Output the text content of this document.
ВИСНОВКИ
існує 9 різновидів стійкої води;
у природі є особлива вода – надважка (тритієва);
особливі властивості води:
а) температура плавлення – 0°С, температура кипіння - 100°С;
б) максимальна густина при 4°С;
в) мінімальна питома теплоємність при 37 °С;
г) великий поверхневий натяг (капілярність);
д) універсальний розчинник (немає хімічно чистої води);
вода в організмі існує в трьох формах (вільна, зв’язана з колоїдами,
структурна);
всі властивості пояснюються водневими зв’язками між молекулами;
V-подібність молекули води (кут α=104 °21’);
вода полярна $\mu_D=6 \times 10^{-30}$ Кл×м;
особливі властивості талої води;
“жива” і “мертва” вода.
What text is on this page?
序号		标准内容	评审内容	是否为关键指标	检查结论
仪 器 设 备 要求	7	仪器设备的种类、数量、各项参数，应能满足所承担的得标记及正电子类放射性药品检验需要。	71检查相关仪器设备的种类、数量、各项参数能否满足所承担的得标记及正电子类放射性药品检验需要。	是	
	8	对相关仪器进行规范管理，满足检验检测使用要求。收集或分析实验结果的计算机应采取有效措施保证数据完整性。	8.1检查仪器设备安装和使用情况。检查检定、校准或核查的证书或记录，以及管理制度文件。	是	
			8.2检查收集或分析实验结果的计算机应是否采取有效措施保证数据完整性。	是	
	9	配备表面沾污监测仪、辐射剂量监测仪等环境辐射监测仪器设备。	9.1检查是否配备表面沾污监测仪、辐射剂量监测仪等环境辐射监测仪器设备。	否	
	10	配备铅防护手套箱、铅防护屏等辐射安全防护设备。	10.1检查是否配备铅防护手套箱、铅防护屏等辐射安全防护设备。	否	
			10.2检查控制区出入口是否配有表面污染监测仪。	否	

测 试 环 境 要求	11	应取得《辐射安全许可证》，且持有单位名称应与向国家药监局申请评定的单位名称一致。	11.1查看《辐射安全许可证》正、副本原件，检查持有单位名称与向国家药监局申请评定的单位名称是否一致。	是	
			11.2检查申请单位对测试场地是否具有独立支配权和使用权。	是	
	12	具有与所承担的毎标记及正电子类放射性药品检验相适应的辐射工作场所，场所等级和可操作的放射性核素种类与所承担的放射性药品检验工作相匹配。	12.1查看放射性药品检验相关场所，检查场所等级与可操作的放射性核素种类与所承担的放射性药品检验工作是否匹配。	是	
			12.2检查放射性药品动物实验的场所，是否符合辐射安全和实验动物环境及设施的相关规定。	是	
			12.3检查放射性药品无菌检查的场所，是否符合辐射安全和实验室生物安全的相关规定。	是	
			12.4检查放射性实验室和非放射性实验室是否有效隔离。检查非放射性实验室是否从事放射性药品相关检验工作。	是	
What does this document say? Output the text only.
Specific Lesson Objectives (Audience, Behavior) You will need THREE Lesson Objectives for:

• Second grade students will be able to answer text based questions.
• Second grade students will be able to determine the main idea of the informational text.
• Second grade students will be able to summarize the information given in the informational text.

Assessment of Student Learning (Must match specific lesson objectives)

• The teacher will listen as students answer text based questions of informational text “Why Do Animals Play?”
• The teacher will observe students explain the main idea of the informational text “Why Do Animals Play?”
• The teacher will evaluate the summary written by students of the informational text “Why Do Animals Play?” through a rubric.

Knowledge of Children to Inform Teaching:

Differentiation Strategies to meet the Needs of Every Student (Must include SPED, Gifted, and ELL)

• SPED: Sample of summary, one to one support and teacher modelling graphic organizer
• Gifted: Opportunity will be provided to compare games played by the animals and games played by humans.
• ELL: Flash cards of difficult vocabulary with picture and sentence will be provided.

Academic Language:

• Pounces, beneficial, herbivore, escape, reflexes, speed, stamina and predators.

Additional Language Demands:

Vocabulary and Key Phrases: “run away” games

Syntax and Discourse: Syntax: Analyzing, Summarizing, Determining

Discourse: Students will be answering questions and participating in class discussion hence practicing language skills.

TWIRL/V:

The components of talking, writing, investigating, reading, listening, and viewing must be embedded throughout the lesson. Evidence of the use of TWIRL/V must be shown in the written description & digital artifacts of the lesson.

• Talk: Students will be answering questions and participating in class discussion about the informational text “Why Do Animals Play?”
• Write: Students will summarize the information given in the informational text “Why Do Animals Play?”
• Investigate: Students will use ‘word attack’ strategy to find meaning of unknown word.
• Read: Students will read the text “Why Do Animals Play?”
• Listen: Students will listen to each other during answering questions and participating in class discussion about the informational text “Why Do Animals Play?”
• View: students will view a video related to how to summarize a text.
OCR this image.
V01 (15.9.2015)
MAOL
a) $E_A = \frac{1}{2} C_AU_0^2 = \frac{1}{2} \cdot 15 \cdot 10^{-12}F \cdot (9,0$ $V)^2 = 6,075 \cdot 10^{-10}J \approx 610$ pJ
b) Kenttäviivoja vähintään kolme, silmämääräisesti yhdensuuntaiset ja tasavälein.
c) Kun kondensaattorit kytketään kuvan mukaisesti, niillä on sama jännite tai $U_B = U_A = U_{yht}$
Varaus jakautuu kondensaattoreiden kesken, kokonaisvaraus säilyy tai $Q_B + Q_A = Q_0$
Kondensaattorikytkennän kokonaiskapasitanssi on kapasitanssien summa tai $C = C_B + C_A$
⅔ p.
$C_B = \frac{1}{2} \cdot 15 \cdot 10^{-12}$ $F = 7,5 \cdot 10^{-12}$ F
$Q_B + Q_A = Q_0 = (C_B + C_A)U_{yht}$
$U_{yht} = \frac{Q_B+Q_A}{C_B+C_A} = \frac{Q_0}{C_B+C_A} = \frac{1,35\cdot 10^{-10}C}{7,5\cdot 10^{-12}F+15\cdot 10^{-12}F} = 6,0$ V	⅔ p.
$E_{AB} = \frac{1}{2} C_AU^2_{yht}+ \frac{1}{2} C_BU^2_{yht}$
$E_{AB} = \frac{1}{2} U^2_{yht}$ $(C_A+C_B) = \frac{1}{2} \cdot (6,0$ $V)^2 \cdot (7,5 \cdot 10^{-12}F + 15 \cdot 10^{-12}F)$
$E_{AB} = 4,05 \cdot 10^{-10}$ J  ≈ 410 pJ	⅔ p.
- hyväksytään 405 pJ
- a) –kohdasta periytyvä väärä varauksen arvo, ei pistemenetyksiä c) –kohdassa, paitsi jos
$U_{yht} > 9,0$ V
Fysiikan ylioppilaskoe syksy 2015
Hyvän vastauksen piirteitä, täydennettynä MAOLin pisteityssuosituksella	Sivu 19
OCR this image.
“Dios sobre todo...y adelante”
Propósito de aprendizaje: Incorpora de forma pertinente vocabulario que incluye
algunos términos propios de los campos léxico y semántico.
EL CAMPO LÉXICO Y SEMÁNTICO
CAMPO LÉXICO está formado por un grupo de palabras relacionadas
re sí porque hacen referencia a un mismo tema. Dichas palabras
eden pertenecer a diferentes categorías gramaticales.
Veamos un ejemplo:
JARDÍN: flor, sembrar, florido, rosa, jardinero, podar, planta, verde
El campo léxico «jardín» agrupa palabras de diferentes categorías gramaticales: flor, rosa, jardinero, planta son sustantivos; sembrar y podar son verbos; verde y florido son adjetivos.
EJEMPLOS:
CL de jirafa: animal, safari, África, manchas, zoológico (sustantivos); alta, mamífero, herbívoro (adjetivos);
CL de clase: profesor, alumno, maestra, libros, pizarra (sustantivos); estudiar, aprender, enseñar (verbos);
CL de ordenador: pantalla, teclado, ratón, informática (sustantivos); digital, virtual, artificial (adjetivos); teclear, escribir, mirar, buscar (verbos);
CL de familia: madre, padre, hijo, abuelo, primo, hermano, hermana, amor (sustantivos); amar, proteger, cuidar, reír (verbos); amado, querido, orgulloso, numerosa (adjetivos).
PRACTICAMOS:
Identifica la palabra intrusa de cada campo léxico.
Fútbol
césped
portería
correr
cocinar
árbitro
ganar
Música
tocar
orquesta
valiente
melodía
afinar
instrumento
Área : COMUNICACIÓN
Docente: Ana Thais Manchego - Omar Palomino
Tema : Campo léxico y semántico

* _Exercise task_:
Pull out every line of the records above that contains the word "summary".

* _Response to this task_:
• The teacher will evaluate the summary written by students of the informational text “Why Do Animals Play?” through a rubric.
• SPED: Sample of summary, one to one support and teacher modelling graphic organizer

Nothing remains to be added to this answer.